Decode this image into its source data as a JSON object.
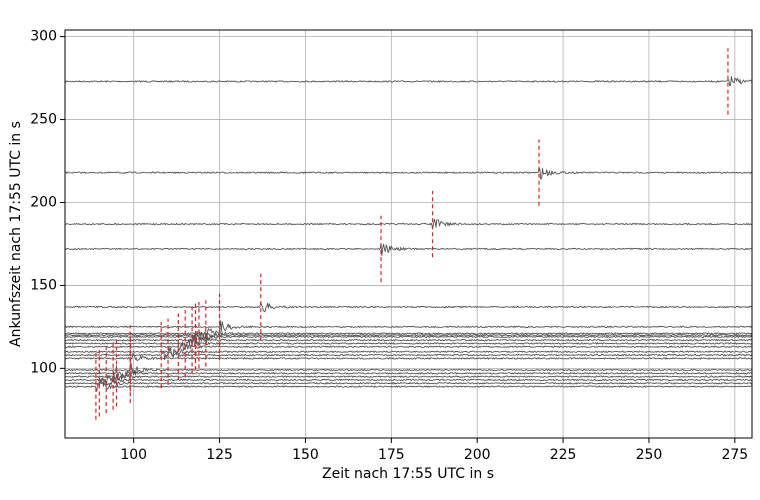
{
  "chart_data": {
    "type": "record_section",
    "xlabel": "Zeit nach 17:55 UTC in s",
    "ylabel": "Ankunfszeit nach 17:55 UTC in s",
    "xlim": [
      80,
      280
    ],
    "xticks": [
      100,
      125,
      150,
      175,
      200,
      225,
      250,
      275
    ],
    "ylim": [
      58,
      304
    ],
    "yticks": [
      100,
      150,
      200,
      250,
      300
    ],
    "grid": true,
    "trace_color": "#555555",
    "pick_color": "#d62728",
    "trace_offsets": [
      273,
      218,
      187,
      172,
      137,
      125,
      121,
      120,
      119,
      117,
      115,
      113,
      110,
      108,
      106,
      99,
      97,
      95,
      93,
      91,
      89
    ],
    "pick_times": [
      273,
      218,
      187,
      172,
      137,
      125,
      121,
      119,
      118,
      117,
      115,
      113,
      110,
      108,
      99,
      99,
      95,
      94,
      92,
      90,
      89
    ]
  }
}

Exercise description: Exclude the pictures and transcribe all of the entries exactly.

Solution to this exercise:
Decode this image into its source data as a JSON object.
{
  "chart_data": {
    "type": "record_section",
    "xlabel": "Zeit nach 17:55 UTC in s",
    "ylabel": "Ankunfszeit nach 17:55 UTC in s",
    "xlim": [
      80,
      280
    ],
    "xticks": [
      100,
      125,
      150,
      175,
      200,
      225,
      250,
      275
    ],
    "ylim": [
      58,
      304
    ],
    "yticks": [
      100,
      150,
      200,
      250,
      300
    ],
    "grid": true,
    "trace_color": "#555555",
    "pick_color": "#d62728",
    "trace_offsets": [
      273,
      218,
      187,
      172,
      137,
      125,
      121,
      120,
      119,
      117,
      115,
      113,
      110,
      108,
      106,
      99,
      97,
      95,
      93,
      91,
      89
    ],
    "pick_times": [
      273,
      218,
      187,
      172,
      137,
      125,
      121,
      119,
      118,
      117,
      115,
      113,
      110,
      108,
      99,
      99,
      95,
      94,
      92,
      90,
      89
    ]
  }
}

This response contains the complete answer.